[Records from a collection]
--

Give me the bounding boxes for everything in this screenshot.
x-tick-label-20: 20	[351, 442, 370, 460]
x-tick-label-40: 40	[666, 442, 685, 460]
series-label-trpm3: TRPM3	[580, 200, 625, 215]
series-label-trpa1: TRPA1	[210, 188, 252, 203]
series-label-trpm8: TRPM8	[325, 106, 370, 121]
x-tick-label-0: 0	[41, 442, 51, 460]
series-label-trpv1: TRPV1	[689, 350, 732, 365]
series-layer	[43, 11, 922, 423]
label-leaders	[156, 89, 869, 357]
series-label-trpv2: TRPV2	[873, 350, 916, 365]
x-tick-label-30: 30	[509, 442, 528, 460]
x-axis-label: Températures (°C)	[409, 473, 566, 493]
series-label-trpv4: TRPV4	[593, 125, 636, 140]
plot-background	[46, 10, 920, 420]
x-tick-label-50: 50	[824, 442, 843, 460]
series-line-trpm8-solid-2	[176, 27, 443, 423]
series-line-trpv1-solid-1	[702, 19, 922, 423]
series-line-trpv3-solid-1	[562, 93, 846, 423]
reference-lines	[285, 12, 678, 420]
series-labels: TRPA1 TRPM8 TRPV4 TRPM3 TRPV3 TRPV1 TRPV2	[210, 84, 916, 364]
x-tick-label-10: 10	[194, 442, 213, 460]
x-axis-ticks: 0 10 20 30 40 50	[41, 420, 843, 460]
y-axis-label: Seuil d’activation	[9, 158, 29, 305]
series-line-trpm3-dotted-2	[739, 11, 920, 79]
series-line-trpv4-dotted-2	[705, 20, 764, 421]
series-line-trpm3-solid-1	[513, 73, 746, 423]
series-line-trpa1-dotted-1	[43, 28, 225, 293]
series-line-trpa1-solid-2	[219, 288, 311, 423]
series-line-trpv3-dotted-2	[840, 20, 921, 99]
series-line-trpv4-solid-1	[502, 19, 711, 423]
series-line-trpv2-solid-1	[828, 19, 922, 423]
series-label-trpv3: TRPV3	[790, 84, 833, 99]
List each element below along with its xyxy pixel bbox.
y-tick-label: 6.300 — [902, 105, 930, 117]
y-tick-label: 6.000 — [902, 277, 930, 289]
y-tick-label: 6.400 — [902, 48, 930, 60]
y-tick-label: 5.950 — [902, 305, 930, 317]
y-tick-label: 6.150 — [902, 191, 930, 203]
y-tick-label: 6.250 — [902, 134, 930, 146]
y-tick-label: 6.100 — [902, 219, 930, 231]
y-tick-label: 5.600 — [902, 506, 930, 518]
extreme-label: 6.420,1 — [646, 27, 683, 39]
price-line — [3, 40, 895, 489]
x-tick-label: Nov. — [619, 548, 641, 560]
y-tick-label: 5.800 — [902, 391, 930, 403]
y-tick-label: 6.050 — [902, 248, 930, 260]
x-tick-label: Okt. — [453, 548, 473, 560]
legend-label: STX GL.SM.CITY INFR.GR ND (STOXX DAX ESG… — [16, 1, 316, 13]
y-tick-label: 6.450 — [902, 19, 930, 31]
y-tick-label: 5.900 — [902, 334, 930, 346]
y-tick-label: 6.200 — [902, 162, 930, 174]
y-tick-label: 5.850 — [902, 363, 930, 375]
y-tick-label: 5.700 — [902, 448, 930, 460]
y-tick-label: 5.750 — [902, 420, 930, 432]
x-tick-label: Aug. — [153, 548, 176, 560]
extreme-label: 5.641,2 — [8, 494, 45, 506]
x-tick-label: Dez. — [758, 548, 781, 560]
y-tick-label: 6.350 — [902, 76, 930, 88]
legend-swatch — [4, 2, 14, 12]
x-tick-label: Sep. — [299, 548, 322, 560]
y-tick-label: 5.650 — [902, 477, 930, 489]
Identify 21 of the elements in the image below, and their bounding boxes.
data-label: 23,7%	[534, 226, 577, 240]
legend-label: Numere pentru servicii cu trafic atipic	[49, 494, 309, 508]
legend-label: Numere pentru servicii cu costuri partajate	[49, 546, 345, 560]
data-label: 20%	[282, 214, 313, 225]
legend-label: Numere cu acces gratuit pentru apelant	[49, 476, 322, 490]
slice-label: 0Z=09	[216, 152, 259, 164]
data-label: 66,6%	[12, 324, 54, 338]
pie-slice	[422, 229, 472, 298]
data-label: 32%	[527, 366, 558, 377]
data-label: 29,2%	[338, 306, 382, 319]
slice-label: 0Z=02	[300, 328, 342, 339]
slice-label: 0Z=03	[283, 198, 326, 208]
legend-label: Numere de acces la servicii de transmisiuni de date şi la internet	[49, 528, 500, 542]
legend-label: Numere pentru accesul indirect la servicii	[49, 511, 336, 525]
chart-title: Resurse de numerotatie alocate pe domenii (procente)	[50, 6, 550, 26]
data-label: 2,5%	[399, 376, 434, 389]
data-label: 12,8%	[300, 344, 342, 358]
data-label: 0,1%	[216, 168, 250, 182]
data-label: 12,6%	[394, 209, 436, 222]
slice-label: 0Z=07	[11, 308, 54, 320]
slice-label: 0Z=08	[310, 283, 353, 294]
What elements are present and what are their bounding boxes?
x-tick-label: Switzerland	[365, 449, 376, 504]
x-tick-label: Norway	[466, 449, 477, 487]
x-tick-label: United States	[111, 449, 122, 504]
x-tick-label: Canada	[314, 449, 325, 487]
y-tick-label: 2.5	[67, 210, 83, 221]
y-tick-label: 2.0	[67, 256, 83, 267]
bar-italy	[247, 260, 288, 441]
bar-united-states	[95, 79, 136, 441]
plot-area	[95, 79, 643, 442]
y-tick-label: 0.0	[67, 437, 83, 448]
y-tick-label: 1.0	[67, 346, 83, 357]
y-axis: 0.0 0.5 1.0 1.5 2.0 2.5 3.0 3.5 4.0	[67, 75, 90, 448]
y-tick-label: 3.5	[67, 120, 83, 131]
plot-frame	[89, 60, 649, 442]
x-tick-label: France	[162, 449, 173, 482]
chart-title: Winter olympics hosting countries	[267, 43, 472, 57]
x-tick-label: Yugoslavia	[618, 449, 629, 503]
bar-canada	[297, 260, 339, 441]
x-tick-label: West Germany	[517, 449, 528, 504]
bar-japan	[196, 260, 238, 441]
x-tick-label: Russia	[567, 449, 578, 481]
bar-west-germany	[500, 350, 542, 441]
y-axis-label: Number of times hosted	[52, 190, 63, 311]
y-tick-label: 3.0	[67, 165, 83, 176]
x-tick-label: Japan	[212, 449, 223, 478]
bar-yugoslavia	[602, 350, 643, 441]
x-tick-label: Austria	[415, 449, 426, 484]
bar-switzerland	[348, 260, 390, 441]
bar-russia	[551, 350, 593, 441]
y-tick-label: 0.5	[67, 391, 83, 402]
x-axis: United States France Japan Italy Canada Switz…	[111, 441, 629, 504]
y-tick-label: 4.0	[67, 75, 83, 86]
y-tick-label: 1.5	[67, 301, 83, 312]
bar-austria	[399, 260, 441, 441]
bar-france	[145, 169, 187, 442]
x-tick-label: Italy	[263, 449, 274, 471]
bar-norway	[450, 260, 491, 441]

--

*Stated exercise*. Could you copy all of the records above line for line, changing nothing?

*Answer for this exercise*.
Give me the bounding boxes for everything in this screenshot.
x-tick-label-20: 20	[351, 442, 370, 460]
x-tick-label-40: 40	[666, 442, 685, 460]
series-label-trpm3: TRPM3	[580, 200, 625, 215]
series-label-trpa1: TRPA1	[210, 188, 252, 203]
series-label-trpm8: TRPM8	[325, 106, 370, 121]
x-tick-label-0: 0	[41, 442, 51, 460]
series-label-trpv1: TRPV1	[689, 350, 732, 365]
series-layer	[43, 11, 922, 423]
label-leaders	[156, 89, 869, 357]
series-label-trpv2: TRPV2	[873, 350, 916, 365]
x-tick-label-30: 30	[509, 442, 528, 460]
x-axis-label: Températures (°C)	[409, 473, 566, 493]
series-label-trpv4: TRPV4	[593, 125, 636, 140]
plot-background	[46, 10, 920, 420]
x-tick-label-50: 50	[824, 442, 843, 460]
series-line-trpm8-solid-2	[176, 27, 443, 423]
series-line-trpv1-solid-1	[702, 19, 922, 423]
series-line-trpv3-solid-1	[562, 93, 846, 423]
reference-lines	[285, 12, 678, 420]
series-labels: TRPA1 TRPM8 TRPV4 TRPM3 TRPV3 TRPV1 TRPV2	[210, 84, 916, 364]
x-tick-label-10: 10	[194, 442, 213, 460]
x-axis-ticks: 0 10 20 30 40 50	[41, 420, 843, 460]
y-axis-label: Seuil d’activation	[9, 158, 29, 305]
series-line-trpm3-dotted-2	[739, 11, 920, 79]
series-line-trpv4-dotted-2	[705, 20, 764, 421]
series-line-trpm3-solid-1	[513, 73, 746, 423]
series-line-trpa1-dotted-1	[43, 28, 225, 293]
series-line-trpa1-solid-2	[219, 288, 311, 423]
series-line-trpv3-dotted-2	[840, 20, 921, 99]
series-line-trpv4-solid-1	[502, 19, 711, 423]
series-line-trpv2-solid-1	[828, 19, 922, 423]
series-label-trpv3: TRPV3	[790, 84, 833, 99]
List each element below along with its xyxy pixel bbox.
y-tick-label: 6.300 — [902, 105, 930, 117]
y-tick-label: 6.000 — [902, 277, 930, 289]
y-tick-label: 6.400 — [902, 48, 930, 60]
y-tick-label: 5.950 — [902, 305, 930, 317]
y-tick-label: 6.150 — [902, 191, 930, 203]
y-tick-label: 6.250 — [902, 134, 930, 146]
y-tick-label: 6.100 — [902, 219, 930, 231]
y-tick-label: 5.600 — [902, 506, 930, 518]
extreme-label: 6.420,1 — [646, 27, 683, 39]
price-line — [3, 40, 895, 489]
x-tick-label: Nov. — [619, 548, 641, 560]
y-tick-label: 5.800 — [902, 391, 930, 403]
y-tick-label: 6.050 — [902, 248, 930, 260]
x-tick-label: Okt. — [453, 548, 473, 560]
legend-label: STX GL.SM.CITY INFR.GR ND (STOXX DAX ESG… — [16, 1, 316, 13]
y-tick-label: 6.450 — [902, 19, 930, 31]
y-tick-label: 5.900 — [902, 334, 930, 346]
y-tick-label: 6.200 — [902, 162, 930, 174]
y-tick-label: 5.850 — [902, 363, 930, 375]
y-tick-label: 5.700 — [902, 448, 930, 460]
y-tick-label: 5.750 — [902, 420, 930, 432]
x-tick-label: Aug. — [153, 548, 176, 560]
extreme-label: 5.641,2 — [8, 494, 45, 506]
x-tick-label: Dez. — [758, 548, 781, 560]
y-tick-label: 6.350 — [902, 76, 930, 88]
legend-swatch — [4, 2, 14, 12]
x-tick-label: Sep. — [299, 548, 322, 560]
y-tick-label: 5.650 — [902, 477, 930, 489]
Identify 21 of the elements in the image below, and their bounding boxes.
data-label: 23,7%	[534, 226, 577, 240]
legend-label: Numere pentru servicii cu trafic atipic	[49, 494, 309, 508]
legend-label: Numere pentru servicii cu costuri partajate	[49, 546, 345, 560]
data-label: 20%	[282, 214, 313, 225]
legend-label: Numere cu acces gratuit pentru apelant	[49, 476, 322, 490]
slice-label: 0Z=09	[216, 152, 259, 164]
data-label: 66,6%	[12, 324, 54, 338]
pie-slice	[422, 229, 472, 298]
data-label: 32%	[527, 366, 558, 377]
data-label: 29,2%	[338, 306, 382, 319]
slice-label: 0Z=02	[300, 328, 342, 339]
slice-label: 0Z=03	[283, 198, 326, 208]
legend-label: Numere de acces la servicii de transmisiuni de date şi la internet	[49, 528, 500, 542]
legend-label: Numere pentru accesul indirect la servicii	[49, 511, 336, 525]
chart-title: Resurse de numerotatie alocate pe domenii (procente)	[50, 6, 550, 26]
data-label: 2,5%	[399, 376, 434, 389]
data-label: 12,8%	[300, 344, 342, 358]
data-label: 0,1%	[216, 168, 250, 182]
data-label: 12,6%	[394, 209, 436, 222]
slice-label: 0Z=07	[11, 308, 54, 320]
slice-label: 0Z=08	[310, 283, 353, 294]
What elements are present and what are their bounding boxes?
x-tick-label: Switzerland	[365, 449, 376, 504]
x-tick-label: Norway	[466, 449, 477, 487]
x-tick-label: United States	[111, 449, 122, 504]
x-tick-label: Canada	[314, 449, 325, 487]
y-tick-label: 2.5	[67, 210, 83, 221]
y-tick-label: 2.0	[67, 256, 83, 267]
bar-italy	[247, 260, 288, 441]
bar-united-states	[95, 79, 136, 441]
plot-area	[95, 79, 643, 442]
y-tick-label: 0.0	[67, 437, 83, 448]
y-tick-label: 1.0	[67, 346, 83, 357]
y-axis: 0.0 0.5 1.0 1.5 2.0 2.5 3.0 3.5 4.0	[67, 75, 90, 448]
y-tick-label: 3.5	[67, 120, 83, 131]
plot-frame	[89, 60, 649, 442]
x-tick-label: France	[162, 449, 173, 482]
chart-title: Winter olympics hosting countries	[267, 43, 472, 57]
x-tick-label: Yugoslavia	[618, 449, 629, 503]
bar-canada	[297, 260, 339, 441]
x-tick-label: West Germany	[517, 449, 528, 504]
bar-japan	[196, 260, 238, 441]
x-tick-label: Russia	[567, 449, 578, 481]
bar-west-germany	[500, 350, 542, 441]
y-axis-label: Number of times hosted	[52, 190, 63, 311]
y-tick-label: 3.0	[67, 165, 83, 176]
x-tick-label: Japan	[212, 449, 223, 478]
bar-yugoslavia	[602, 350, 643, 441]
x-tick-label: Austria	[415, 449, 426, 484]
bar-switzerland	[348, 260, 390, 441]
bar-russia	[551, 350, 593, 441]
y-tick-label: 0.5	[67, 391, 83, 402]
x-axis: United States France Japan Italy Canada Switz…	[111, 441, 629, 504]
y-tick-label: 4.0	[67, 75, 83, 86]
y-tick-label: 1.5	[67, 301, 83, 312]
bar-austria	[399, 260, 441, 441]
bar-france	[145, 169, 187, 442]
x-tick-label: Italy	[263, 449, 274, 471]
bar-norway	[450, 260, 491, 441]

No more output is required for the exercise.